*Work instructions*.
Your task is to copy every record exactly.

[Extracts from a graphics dataset]

<<<<

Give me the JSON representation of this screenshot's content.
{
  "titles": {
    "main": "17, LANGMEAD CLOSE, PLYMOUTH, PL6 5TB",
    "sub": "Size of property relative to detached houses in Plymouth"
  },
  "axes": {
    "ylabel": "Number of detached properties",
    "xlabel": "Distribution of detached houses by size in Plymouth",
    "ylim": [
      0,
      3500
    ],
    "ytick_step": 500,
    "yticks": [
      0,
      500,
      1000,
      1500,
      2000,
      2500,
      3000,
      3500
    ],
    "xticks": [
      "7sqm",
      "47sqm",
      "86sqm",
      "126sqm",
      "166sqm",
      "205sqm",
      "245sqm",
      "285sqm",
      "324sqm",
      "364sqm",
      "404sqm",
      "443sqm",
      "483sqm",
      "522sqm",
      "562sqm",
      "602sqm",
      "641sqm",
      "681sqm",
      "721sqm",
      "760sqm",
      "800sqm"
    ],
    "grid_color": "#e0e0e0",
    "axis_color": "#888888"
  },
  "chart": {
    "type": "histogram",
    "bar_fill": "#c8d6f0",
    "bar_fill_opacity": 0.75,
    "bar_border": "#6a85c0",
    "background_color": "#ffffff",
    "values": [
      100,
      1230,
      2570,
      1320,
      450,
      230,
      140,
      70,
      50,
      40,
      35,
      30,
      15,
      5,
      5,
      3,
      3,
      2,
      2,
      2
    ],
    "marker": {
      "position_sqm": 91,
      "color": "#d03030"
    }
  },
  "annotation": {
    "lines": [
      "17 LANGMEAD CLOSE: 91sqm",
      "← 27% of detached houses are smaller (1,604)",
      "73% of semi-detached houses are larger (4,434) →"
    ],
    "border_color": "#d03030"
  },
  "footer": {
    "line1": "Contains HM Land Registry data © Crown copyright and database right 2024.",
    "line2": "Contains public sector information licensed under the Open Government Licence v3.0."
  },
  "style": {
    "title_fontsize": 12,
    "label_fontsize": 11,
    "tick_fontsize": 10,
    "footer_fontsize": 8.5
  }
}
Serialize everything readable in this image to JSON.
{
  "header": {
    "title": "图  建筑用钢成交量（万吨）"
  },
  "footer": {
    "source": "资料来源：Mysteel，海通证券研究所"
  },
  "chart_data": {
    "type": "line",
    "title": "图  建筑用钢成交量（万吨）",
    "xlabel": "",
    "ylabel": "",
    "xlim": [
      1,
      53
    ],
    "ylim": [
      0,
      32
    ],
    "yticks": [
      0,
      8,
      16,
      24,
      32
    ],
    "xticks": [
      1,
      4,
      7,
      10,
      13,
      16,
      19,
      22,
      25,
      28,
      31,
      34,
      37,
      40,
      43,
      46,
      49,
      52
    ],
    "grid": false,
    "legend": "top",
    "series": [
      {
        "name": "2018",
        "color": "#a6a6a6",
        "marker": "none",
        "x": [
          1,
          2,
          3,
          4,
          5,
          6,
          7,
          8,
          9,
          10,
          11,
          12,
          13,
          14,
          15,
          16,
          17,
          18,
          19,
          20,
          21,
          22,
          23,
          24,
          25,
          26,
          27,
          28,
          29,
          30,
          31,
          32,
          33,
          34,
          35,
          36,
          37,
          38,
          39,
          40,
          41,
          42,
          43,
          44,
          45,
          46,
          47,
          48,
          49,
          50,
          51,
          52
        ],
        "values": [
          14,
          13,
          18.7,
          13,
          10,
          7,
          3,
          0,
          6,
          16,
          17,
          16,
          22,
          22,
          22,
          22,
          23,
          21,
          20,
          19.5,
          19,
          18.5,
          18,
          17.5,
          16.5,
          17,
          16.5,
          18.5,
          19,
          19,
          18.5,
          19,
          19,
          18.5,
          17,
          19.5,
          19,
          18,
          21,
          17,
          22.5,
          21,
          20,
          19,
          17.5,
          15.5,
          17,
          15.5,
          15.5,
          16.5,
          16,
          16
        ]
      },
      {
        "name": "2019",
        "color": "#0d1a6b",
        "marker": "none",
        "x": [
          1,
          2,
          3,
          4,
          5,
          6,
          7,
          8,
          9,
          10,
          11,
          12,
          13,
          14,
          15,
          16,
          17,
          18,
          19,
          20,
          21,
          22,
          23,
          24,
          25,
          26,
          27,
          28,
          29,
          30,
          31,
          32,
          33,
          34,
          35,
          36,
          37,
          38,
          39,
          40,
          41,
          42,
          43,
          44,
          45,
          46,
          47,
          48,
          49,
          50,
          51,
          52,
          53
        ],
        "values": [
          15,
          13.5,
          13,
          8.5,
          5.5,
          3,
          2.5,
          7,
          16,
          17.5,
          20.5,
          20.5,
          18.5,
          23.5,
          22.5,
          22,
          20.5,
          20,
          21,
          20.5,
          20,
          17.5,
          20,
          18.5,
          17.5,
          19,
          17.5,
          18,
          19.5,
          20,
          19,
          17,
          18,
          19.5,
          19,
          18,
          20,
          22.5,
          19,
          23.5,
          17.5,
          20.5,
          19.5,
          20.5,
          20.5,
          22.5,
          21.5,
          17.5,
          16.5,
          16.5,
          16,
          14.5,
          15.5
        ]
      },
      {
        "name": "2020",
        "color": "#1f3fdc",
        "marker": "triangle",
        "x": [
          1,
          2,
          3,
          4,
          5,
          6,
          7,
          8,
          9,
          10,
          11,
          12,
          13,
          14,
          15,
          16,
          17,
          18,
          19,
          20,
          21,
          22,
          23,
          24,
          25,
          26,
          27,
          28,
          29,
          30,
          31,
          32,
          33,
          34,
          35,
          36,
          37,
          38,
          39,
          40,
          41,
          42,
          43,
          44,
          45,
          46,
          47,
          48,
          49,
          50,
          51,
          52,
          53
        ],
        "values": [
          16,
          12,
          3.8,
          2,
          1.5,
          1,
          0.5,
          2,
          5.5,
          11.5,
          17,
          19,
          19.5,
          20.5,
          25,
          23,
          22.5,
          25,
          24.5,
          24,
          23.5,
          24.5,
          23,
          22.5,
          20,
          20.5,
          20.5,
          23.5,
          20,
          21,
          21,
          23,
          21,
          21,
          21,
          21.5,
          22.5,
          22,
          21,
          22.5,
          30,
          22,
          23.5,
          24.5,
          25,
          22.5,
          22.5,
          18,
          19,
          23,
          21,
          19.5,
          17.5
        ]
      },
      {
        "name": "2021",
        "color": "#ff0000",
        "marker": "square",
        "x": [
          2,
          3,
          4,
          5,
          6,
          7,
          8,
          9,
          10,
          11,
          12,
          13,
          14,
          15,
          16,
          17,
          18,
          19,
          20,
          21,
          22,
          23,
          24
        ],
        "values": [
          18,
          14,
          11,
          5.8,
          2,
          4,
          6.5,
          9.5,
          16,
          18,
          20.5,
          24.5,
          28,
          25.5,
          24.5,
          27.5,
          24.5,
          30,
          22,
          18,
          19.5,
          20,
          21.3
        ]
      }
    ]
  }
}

>>>>

*Full output*.
Give me the JSON representation of this screenshot's content.
{
  "titles": {
    "main": "17, LANGMEAD CLOSE, PLYMOUTH, PL6 5TB",
    "sub": "Size of property relative to detached houses in Plymouth"
  },
  "axes": {
    "ylabel": "Number of detached properties",
    "xlabel": "Distribution of detached houses by size in Plymouth",
    "ylim": [
      0,
      3500
    ],
    "ytick_step": 500,
    "yticks": [
      0,
      500,
      1000,
      1500,
      2000,
      2500,
      3000,
      3500
    ],
    "xticks": [
      "7sqm",
      "47sqm",
      "86sqm",
      "126sqm",
      "166sqm",
      "205sqm",
      "245sqm",
      "285sqm",
      "324sqm",
      "364sqm",
      "404sqm",
      "443sqm",
      "483sqm",
      "522sqm",
      "562sqm",
      "602sqm",
      "641sqm",
      "681sqm",
      "721sqm",
      "760sqm",
      "800sqm"
    ],
    "grid_color": "#e0e0e0",
    "axis_color": "#888888"
  },
  "chart": {
    "type": "histogram",
    "bar_fill": "#c8d6f0",
    "bar_fill_opacity": 0.75,
    "bar_border": "#6a85c0",
    "background_color": "#ffffff",
    "values": [
      100,
      1230,
      2570,
      1320,
      450,
      230,
      140,
      70,
      50,
      40,
      35,
      30,
      15,
      5,
      5,
      3,
      3,
      2,
      2,
      2
    ],
    "marker": {
      "position_sqm": 91,
      "color": "#d03030"
    }
  },
  "annotation": {
    "lines": [
      "17 LANGMEAD CLOSE: 91sqm",
      "← 27% of detached houses are smaller (1,604)",
      "73% of semi-detached houses are larger (4,434) →"
    ],
    "border_color": "#d03030"
  },
  "footer": {
    "line1": "Contains HM Land Registry data © Crown copyright and database right 2024.",
    "line2": "Contains public sector information licensed under the Open Government Licence v3.0."
  },
  "style": {
    "title_fontsize": 12,
    "label_fontsize": 11,
    "tick_fontsize": 10,
    "footer_fontsize": 8.5
  }
}
Serialize everything readable in this image to JSON.
{
  "header": {
    "title": "图  建筑用钢成交量（万吨）"
  },
  "footer": {
    "source": "资料来源：Mysteel，海通证券研究所"
  },
  "chart_data": {
    "type": "line",
    "title": "图  建筑用钢成交量（万吨）",
    "xlabel": "",
    "ylabel": "",
    "xlim": [
      1,
      53
    ],
    "ylim": [
      0,
      32
    ],
    "yticks": [
      0,
      8,
      16,
      24,
      32
    ],
    "xticks": [
      1,
      4,
      7,
      10,
      13,
      16,
      19,
      22,
      25,
      28,
      31,
      34,
      37,
      40,
      43,
      46,
      49,
      52
    ],
    "grid": false,
    "legend": "top",
    "series": [
      {
        "name": "2018",
        "color": "#a6a6a6",
        "marker": "none",
        "x": [
          1,
          2,
          3,
          4,
          5,
          6,
          7,
          8,
          9,
          10,
          11,
          12,
          13,
          14,
          15,
          16,
          17,
          18,
          19,
          20,
          21,
          22,
          23,
          24,
          25,
          26,
          27,
          28,
          29,
          30,
          31,
          32,
          33,
          34,
          35,
          36,
          37,
          38,
          39,
          40,
          41,
          42,
          43,
          44,
          45,
          46,
          47,
          48,
          49,
          50,
          51,
          52
        ],
        "values": [
          14,
          13,
          18.7,
          13,
          10,
          7,
          3,
          0,
          6,
          16,
          17,
          16,
          22,
          22,
          22,
          22,
          23,
          21,
          20,
          19.5,
          19,
          18.5,
          18,
          17.5,
          16.5,
          17,
          16.5,
          18.5,
          19,
          19,
          18.5,
          19,
          19,
          18.5,
          17,
          19.5,
          19,
          18,
          21,
          17,
          22.5,
          21,
          20,
          19,
          17.5,
          15.5,
          17,
          15.5,
          15.5,
          16.5,
          16,
          16
        ]
      },
      {
        "name": "2019",
        "color": "#0d1a6b",
        "marker": "none",
        "x": [
          1,
          2,
          3,
          4,
          5,
          6,
          7,
          8,
          9,
          10,
          11,
          12,
          13,
          14,
          15,
          16,
          17,
          18,
          19,
          20,
          21,
          22,
          23,
          24,
          25,
          26,
          27,
          28,
          29,
          30,
          31,
          32,
          33,
          34,
          35,
          36,
          37,
          38,
          39,
          40,
          41,
          42,
          43,
          44,
          45,
          46,
          47,
          48,
          49,
          50,
          51,
          52,
          53
        ],
        "values": [
          15,
          13.5,
          13,
          8.5,
          5.5,
          3,
          2.5,
          7,
          16,
          17.5,
          20.5,
          20.5,
          18.5,
          23.5,
          22.5,
          22,
          20.5,
          20,
          21,
          20.5,
          20,
          17.5,
          20,
          18.5,
          17.5,
          19,
          17.5,
          18,
          19.5,
          20,
          19,
          17,
          18,
          19.5,
          19,
          18,
          20,
          22.5,
          19,
          23.5,
          17.5,
          20.5,
          19.5,
          20.5,
          20.5,
          22.5,
          21.5,
          17.5,
          16.5,
          16.5,
          16,
          14.5,
          15.5
        ]
      },
      {
        "name": "2020",
        "color": "#1f3fdc",
        "marker": "triangle",
        "x": [
          1,
          2,
          3,
          4,
          5,
          6,
          7,
          8,
          9,
          10,
          11,
          12,
          13,
          14,
          15,
          16,
          17,
          18,
          19,
          20,
          21,
          22,
          23,
          24,
          25,
          26,
          27,
          28,
          29,
          30,
          31,
          32,
          33,
          34,
          35,
          36,
          37,
          38,
          39,
          40,
          41,
          42,
          43,
          44,
          45,
          46,
          47,
          48,
          49,
          50,
          51,
          52,
          53
        ],
        "values": [
          16,
          12,
          3.8,
          2,
          1.5,
          1,
          0.5,
          2,
          5.5,
          11.5,
          17,
          19,
          19.5,
          20.5,
          25,
          23,
          22.5,
          25,
          24.5,
          24,
          23.5,
          24.5,
          23,
          22.5,
          20,
          20.5,
          20.5,
          23.5,
          20,
          21,
          21,
          23,
          21,
          21,
          21,
          21.5,
          22.5,
          22,
          21,
          22.5,
          30,
          22,
          23.5,
          24.5,
          25,
          22.5,
          22.5,
          18,
          19,
          23,
          21,
          19.5,
          17.5
        ]
      },
      {
        "name": "2021",
        "color": "#ff0000",
        "marker": "square",
        "x": [
          2,
          3,
          4,
          5,
          6,
          7,
          8,
          9,
          10,
          11,
          12,
          13,
          14,
          15,
          16,
          17,
          18,
          19,
          20,
          21,
          22,
          23,
          24
        ],
        "values": [
          18,
          14,
          11,
          5.8,
          2,
          4,
          6.5,
          9.5,
          16,
          18,
          20.5,
          24.5,
          28,
          25.5,
          24.5,
          27.5,
          24.5,
          30,
          22,
          18,
          19.5,
          20,
          21.3
        ]
      }
    ]
  }
}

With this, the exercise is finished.